## Set problem
Give back every line exactly as it appears, pictures excluded.

## Supplied information
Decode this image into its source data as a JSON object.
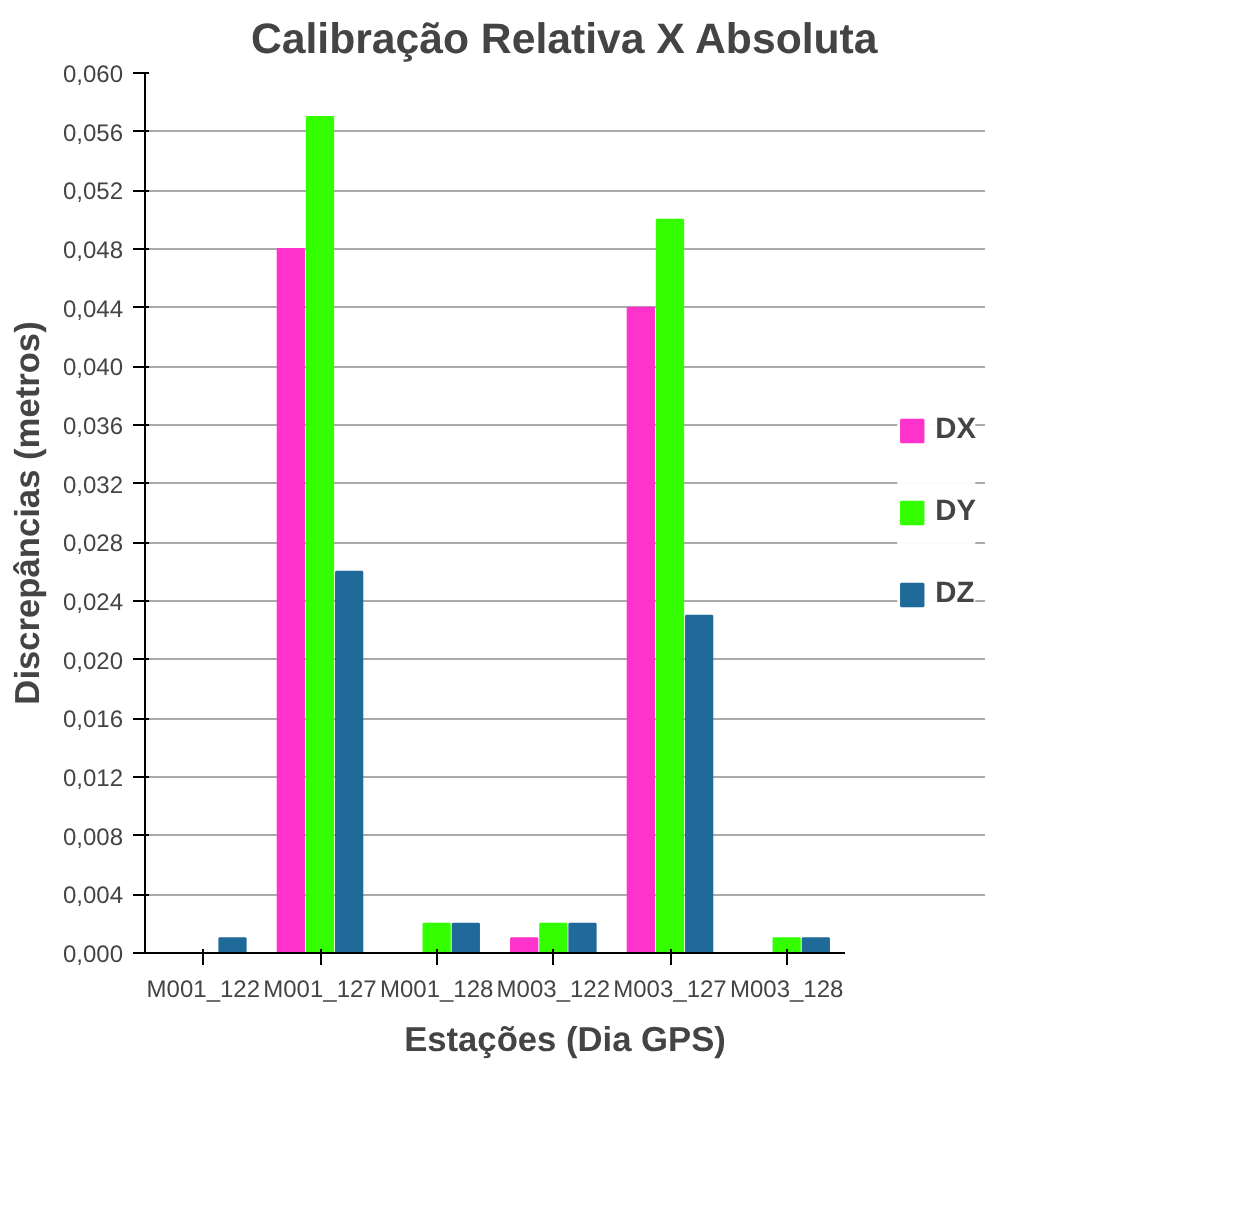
{
  "chart_data": {
    "type": "bar",
    "title": "Calibração Relativa X Absoluta",
    "xlabel": "Estações (Dia GPS)",
    "ylabel": "Discrepâncias (metros)",
    "categories": [
      "M001_122",
      "M001_127",
      "M001_128",
      "M003_122",
      "M003_127",
      "M003_128"
    ],
    "series": [
      {
        "name": "DX",
        "color": "#ff33cc",
        "values": [
          0,
          0.048,
          0,
          0.001,
          0.044,
          0
        ]
      },
      {
        "name": "DY",
        "color": "#33ff00",
        "values": [
          0,
          0.057,
          0.002,
          0.002,
          0.05,
          0.001
        ]
      },
      {
        "name": "DZ",
        "color": "#1f6a99",
        "values": [
          0.001,
          0.026,
          0.002,
          0.002,
          0.023,
          0.001
        ]
      }
    ],
    "ylim": [
      0,
      0.06
    ],
    "yticks": [
      {
        "value": 0,
        "label": "0,000"
      },
      {
        "value": 0.004,
        "label": "0,004"
      },
      {
        "value": 0.008,
        "label": "0,008"
      },
      {
        "value": 0.012,
        "label": "0,012"
      },
      {
        "value": 0.016,
        "label": "0,016"
      },
      {
        "value": 0.02,
        "label": "0,020"
      },
      {
        "value": 0.024,
        "label": "0,024"
      },
      {
        "value": 0.028,
        "label": "0,028"
      },
      {
        "value": 0.032,
        "label": "0,032"
      },
      {
        "value": 0.036,
        "label": "0,036"
      },
      {
        "value": 0.04,
        "label": "0,040"
      },
      {
        "value": 0.044,
        "label": "0,044"
      },
      {
        "value": 0.048,
        "label": "0,048"
      },
      {
        "value": 0.052,
        "label": "0,052"
      },
      {
        "value": 0.056,
        "label": "0,056"
      },
      {
        "value": 0.06,
        "label": "0,060"
      }
    ],
    "grid": "y",
    "legend": "right"
  }
}
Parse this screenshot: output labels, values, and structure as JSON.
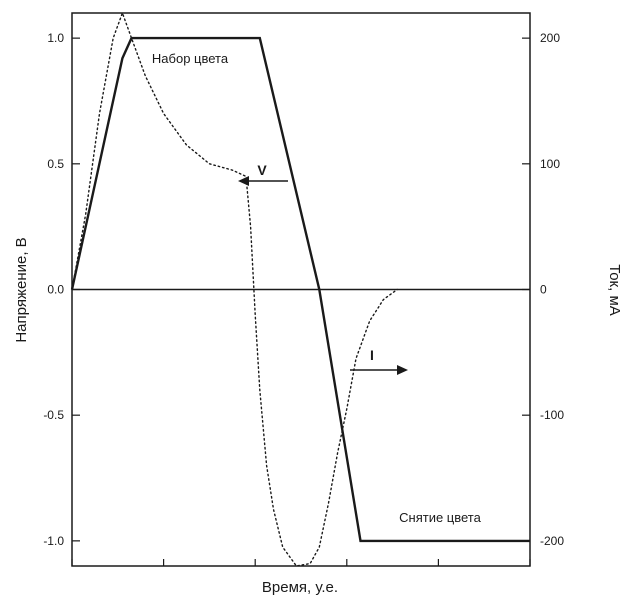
{
  "chart_data": {
    "type": "line",
    "xlabel": "Время, у.е.",
    "ylabel_left": "Напряжение, В",
    "ylabel_right": "Ток, мА",
    "ylim_left": [
      -1.1,
      1.1
    ],
    "ylim_right": [
      -220,
      220
    ],
    "yticks_left": [
      {
        "value": 1.0,
        "label": "1.0"
      },
      {
        "value": 0.5,
        "label": "0.5"
      },
      {
        "value": 0.0,
        "label": "0.0"
      },
      {
        "value": -0.5,
        "label": "-0.5"
      },
      {
        "value": -1.0,
        "label": "-1.0"
      }
    ],
    "yticks_right": [
      {
        "value": 200,
        "label": "200"
      },
      {
        "value": 100,
        "label": "100"
      },
      {
        "value": 0,
        "label": "0"
      },
      {
        "value": -100,
        "label": "-100"
      },
      {
        "value": -200,
        "label": "-200"
      }
    ],
    "xlim": [
      0,
      10
    ],
    "xticks": [
      0,
      2,
      4,
      6,
      8,
      10
    ],
    "grid": false,
    "series": [
      {
        "name": "V",
        "axis": "left",
        "style": "solid",
        "x": [
          0,
          1.1,
          1.3,
          4.1,
          5.4,
          6.3,
          10
        ],
        "y": [
          0.0,
          0.92,
          1.0,
          1.0,
          0.0,
          -1.0,
          -1.0
        ]
      },
      {
        "name": "I",
        "axis": "right",
        "style": "dotted",
        "x": [
          0.0,
          0.3,
          0.6,
          0.9,
          1.1,
          1.3,
          1.6,
          2.0,
          2.5,
          3.0,
          3.5,
          3.8,
          3.9,
          4.0,
          4.1,
          4.25,
          4.4,
          4.6,
          4.9,
          5.2,
          5.4,
          5.6,
          5.8,
          6.0,
          6.2,
          6.5,
          6.8,
          7.1
        ],
        "y": [
          0,
          60,
          140,
          200,
          220,
          200,
          170,
          140,
          115,
          100,
          95,
          90,
          50,
          -20,
          -80,
          -140,
          -175,
          -205,
          -220,
          -218,
          -205,
          -170,
          -130,
          -95,
          -55,
          -25,
          -8,
          0
        ]
      }
    ],
    "annotations": [
      {
        "text": "Набор цвета"
      },
      {
        "text": "Снятие цвета"
      },
      {
        "text": "V"
      },
      {
        "text": "I"
      }
    ]
  }
}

## Written answer
Decode this image into its source data as a JSON object.
{
  "chart_data": {
    "type": "bar",
    "title": "Calibração Relativa X Absoluta",
    "xlabel": "Estações (Dia GPS)",
    "ylabel": "Discrepâncias (metros)",
    "categories": [
      "M001_122",
      "M001_127",
      "M001_128",
      "M003_122",
      "M003_127",
      "M003_128"
    ],
    "series": [
      {
        "name": "DX",
        "color": "#ff33cc",
        "values": [
          0,
          0.048,
          0,
          0.001,
          0.044,
          0
        ]
      },
      {
        "name": "DY",
        "color": "#33ff00",
        "values": [
          0,
          0.057,
          0.002,
          0.002,
          0.05,
          0.001
        ]
      },
      {
        "name": "DZ",
        "color": "#1f6a99",
        "values": [
          0.001,
          0.026,
          0.002,
          0.002,
          0.023,
          0.001
        ]
      }
    ],
    "ylim": [
      0,
      0.06
    ],
    "yticks": [
      {
        "value": 0,
        "label": "0,000"
      },
      {
        "value": 0.004,
        "label": "0,004"
      },
      {
        "value": 0.008,
        "label": "0,008"
      },
      {
        "value": 0.012,
        "label": "0,012"
      },
      {
        "value": 0.016,
        "label": "0,016"
      },
      {
        "value": 0.02,
        "label": "0,020"
      },
      {
        "value": 0.024,
        "label": "0,024"
      },
      {
        "value": 0.028,
        "label": "0,028"
      },
      {
        "value": 0.032,
        "label": "0,032"
      },
      {
        "value": 0.036,
        "label": "0,036"
      },
      {
        "value": 0.04,
        "label": "0,040"
      },
      {
        "value": 0.044,
        "label": "0,044"
      },
      {
        "value": 0.048,
        "label": "0,048"
      },
      {
        "value": 0.052,
        "label": "0,052"
      },
      {
        "value": 0.056,
        "label": "0,056"
      },
      {
        "value": 0.06,
        "label": "0,060"
      }
    ],
    "grid": "y",
    "legend": "right"
  }
}
Parse this screenshot: output labels, values, and structure as JSON.
{
  "chart_data": {
    "type": "line",
    "xlabel": "Время, у.е.",
    "ylabel_left": "Напряжение, В",
    "ylabel_right": "Ток, мА",
    "ylim_left": [
      -1.1,
      1.1
    ],
    "ylim_right": [
      -220,
      220
    ],
    "yticks_left": [
      {
        "value": 1.0,
        "label": "1.0"
      },
      {
        "value": 0.5,
        "label": "0.5"
      },
      {
        "value": 0.0,
        "label": "0.0"
      },
      {
        "value": -0.5,
        "label": "-0.5"
      },
      {
        "value": -1.0,
        "label": "-1.0"
      }
    ],
    "yticks_right": [
      {
        "value": 200,
        "label": "200"
      },
      {
        "value": 100,
        "label": "100"
      },
      {
        "value": 0,
        "label": "0"
      },
      {
        "value": -100,
        "label": "-100"
      },
      {
        "value": -200,
        "label": "-200"
      }
    ],
    "xlim": [
      0,
      10
    ],
    "xticks": [
      0,
      2,
      4,
      6,
      8,
      10
    ],
    "grid": false,
    "series": [
      {
        "name": "V",
        "axis": "left",
        "style": "solid",
        "x": [
          0,
          1.1,
          1.3,
          4.1,
          5.4,
          6.3,
          10
        ],
        "y": [
          0.0,
          0.92,
          1.0,
          1.0,
          0.0,
          -1.0,
          -1.0
        ]
      },
      {
        "name": "I",
        "axis": "right",
        "style": "dotted",
        "x": [
          0.0,
          0.3,
          0.6,
          0.9,
          1.1,
          1.3,
          1.6,
          2.0,
          2.5,
          3.0,
          3.5,
          3.8,
          3.9,
          4.0,
          4.1,
          4.25,
          4.4,
          4.6,
          4.9,
          5.2,
          5.4,
          5.6,
          5.8,
          6.0,
          6.2,
          6.5,
          6.8,
          7.1
        ],
        "y": [
          0,
          60,
          140,
          200,
          220,
          200,
          170,
          140,
          115,
          100,
          95,
          90,
          50,
          -20,
          -80,
          -140,
          -175,
          -205,
          -220,
          -218,
          -205,
          -170,
          -130,
          -95,
          -55,
          -25,
          -8,
          0
        ]
      }
    ],
    "annotations": [
      {
        "text": "Набор цвета"
      },
      {
        "text": "Снятие цвета"
      },
      {
        "text": "V"
      },
      {
        "text": "I"
      }
    ]
  }
}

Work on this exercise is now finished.